### Problem details
Show every line of the records below that contains the word "structured".

# Data to use start

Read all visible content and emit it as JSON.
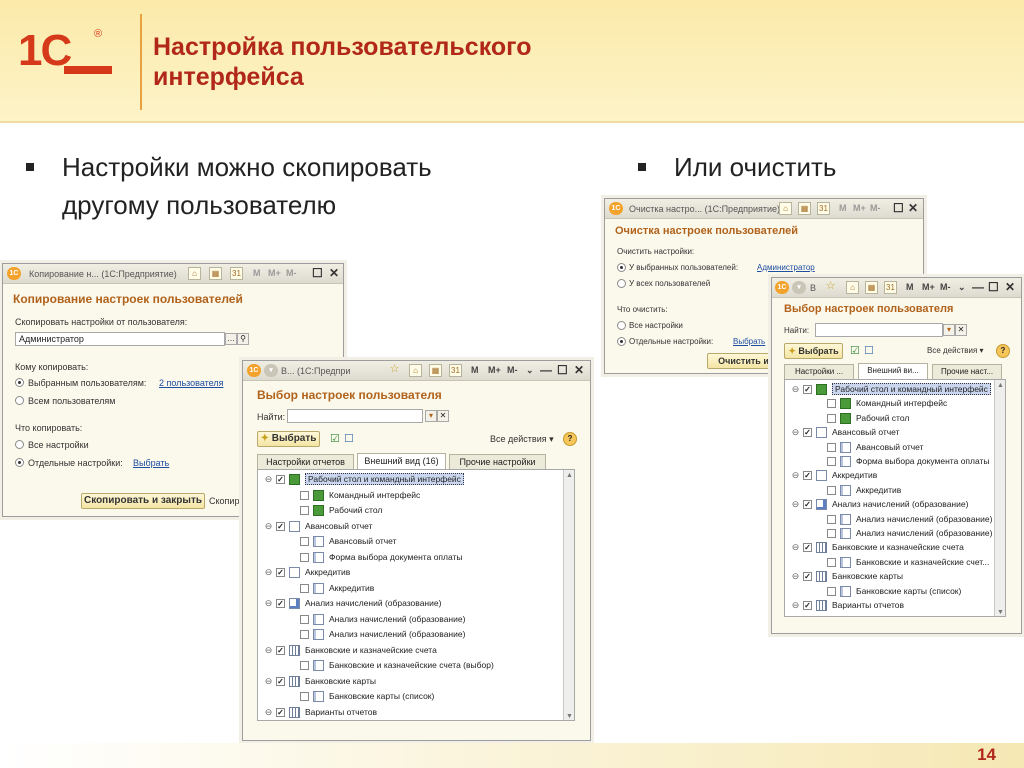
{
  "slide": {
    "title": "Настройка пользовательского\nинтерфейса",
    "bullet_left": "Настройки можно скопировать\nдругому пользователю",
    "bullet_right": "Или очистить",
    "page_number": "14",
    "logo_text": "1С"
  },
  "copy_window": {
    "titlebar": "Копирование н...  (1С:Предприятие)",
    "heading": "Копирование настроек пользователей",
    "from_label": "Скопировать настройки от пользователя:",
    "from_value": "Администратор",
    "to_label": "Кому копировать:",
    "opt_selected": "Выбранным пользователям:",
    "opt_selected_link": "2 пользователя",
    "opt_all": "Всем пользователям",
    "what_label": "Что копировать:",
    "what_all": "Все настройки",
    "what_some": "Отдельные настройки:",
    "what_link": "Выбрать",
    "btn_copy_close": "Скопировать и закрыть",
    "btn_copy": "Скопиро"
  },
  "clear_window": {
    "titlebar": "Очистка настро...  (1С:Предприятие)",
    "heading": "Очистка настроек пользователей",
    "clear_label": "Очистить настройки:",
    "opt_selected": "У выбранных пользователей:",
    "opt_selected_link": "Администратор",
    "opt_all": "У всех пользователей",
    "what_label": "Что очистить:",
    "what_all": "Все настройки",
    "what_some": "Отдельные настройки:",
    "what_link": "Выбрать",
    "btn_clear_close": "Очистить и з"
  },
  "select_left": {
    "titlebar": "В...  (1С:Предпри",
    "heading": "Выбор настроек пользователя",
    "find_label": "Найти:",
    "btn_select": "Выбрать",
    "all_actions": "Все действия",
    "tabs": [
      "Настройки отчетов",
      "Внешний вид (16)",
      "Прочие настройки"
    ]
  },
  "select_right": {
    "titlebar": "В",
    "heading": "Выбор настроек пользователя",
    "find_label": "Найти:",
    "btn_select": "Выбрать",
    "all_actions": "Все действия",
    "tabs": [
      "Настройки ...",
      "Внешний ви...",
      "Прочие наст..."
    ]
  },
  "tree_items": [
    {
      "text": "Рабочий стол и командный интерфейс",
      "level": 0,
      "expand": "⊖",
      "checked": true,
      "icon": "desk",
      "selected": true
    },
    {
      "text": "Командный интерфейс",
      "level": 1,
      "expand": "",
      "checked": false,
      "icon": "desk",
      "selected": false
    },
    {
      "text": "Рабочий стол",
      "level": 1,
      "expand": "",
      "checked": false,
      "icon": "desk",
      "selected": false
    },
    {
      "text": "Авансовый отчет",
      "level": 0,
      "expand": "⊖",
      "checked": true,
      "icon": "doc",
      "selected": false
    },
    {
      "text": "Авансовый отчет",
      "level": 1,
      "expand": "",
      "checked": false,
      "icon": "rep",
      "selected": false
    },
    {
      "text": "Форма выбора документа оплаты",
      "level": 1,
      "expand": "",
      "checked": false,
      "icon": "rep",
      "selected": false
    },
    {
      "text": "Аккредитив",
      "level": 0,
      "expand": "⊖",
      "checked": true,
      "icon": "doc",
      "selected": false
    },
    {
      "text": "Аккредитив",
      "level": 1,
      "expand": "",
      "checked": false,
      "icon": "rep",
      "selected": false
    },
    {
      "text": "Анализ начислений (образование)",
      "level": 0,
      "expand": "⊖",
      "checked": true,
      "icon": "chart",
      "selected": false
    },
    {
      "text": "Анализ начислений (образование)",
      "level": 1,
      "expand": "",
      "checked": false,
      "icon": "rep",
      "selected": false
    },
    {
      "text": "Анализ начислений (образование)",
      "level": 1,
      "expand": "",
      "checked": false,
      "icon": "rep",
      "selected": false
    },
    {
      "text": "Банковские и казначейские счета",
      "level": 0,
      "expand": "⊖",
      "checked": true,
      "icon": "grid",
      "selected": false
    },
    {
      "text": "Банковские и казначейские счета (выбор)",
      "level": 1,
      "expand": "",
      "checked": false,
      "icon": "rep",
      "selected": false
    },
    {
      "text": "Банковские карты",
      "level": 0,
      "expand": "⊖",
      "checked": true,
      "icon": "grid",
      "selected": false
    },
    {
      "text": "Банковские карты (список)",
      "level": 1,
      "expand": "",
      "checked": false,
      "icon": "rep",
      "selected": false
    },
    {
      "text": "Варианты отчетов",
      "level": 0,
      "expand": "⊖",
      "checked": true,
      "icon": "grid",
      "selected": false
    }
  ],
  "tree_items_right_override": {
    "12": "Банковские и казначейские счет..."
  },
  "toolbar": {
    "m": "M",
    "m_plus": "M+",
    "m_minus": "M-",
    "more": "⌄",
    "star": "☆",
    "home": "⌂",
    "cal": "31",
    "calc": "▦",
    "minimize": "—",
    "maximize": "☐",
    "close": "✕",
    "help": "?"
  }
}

# Data to use end
# Data to use start

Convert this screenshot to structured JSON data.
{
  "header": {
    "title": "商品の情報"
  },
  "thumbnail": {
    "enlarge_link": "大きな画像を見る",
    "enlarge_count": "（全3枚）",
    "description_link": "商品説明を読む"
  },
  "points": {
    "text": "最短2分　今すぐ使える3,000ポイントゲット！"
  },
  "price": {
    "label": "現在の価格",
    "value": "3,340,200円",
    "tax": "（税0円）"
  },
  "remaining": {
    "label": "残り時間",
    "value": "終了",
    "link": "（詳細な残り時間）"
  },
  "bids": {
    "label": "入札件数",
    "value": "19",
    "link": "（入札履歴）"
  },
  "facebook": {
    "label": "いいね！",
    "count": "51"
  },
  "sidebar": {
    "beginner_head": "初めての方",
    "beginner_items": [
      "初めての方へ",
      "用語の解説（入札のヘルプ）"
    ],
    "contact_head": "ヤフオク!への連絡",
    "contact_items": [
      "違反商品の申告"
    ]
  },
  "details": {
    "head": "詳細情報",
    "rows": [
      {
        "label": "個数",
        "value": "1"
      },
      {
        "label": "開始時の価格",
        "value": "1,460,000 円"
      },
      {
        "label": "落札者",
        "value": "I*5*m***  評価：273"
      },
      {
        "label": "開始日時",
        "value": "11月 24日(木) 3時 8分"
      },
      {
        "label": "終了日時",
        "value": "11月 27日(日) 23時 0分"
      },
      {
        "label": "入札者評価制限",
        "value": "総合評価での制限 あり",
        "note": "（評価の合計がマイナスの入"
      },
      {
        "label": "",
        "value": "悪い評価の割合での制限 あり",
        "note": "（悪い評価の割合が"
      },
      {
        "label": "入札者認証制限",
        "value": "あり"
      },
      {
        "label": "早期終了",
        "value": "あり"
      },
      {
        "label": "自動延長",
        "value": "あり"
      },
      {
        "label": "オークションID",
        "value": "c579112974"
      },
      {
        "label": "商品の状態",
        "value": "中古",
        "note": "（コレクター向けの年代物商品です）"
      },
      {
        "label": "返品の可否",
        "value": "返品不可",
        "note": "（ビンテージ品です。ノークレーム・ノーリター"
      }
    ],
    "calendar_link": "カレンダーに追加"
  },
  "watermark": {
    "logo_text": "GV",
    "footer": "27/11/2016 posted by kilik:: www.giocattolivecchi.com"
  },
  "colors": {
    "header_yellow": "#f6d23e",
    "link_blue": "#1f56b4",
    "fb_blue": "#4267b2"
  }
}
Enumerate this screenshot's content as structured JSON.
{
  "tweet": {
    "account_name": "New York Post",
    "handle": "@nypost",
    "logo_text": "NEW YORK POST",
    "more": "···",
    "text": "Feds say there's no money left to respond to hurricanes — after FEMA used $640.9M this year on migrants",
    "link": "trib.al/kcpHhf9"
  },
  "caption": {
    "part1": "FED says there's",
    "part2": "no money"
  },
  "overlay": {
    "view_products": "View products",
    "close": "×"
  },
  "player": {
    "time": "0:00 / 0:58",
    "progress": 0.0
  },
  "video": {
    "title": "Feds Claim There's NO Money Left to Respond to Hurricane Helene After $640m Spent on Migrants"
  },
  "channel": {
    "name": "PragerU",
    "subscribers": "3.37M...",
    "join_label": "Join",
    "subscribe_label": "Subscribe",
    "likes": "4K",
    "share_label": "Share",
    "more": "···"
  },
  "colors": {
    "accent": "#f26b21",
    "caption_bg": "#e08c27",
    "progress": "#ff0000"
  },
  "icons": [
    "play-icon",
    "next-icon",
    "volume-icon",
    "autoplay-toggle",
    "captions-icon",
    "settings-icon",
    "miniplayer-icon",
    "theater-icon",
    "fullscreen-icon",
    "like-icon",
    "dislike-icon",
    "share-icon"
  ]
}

# Data to use end

### Full solution
Convert this screenshot to structured JSON data.
Enumerate this screenshot's content as structured JSON.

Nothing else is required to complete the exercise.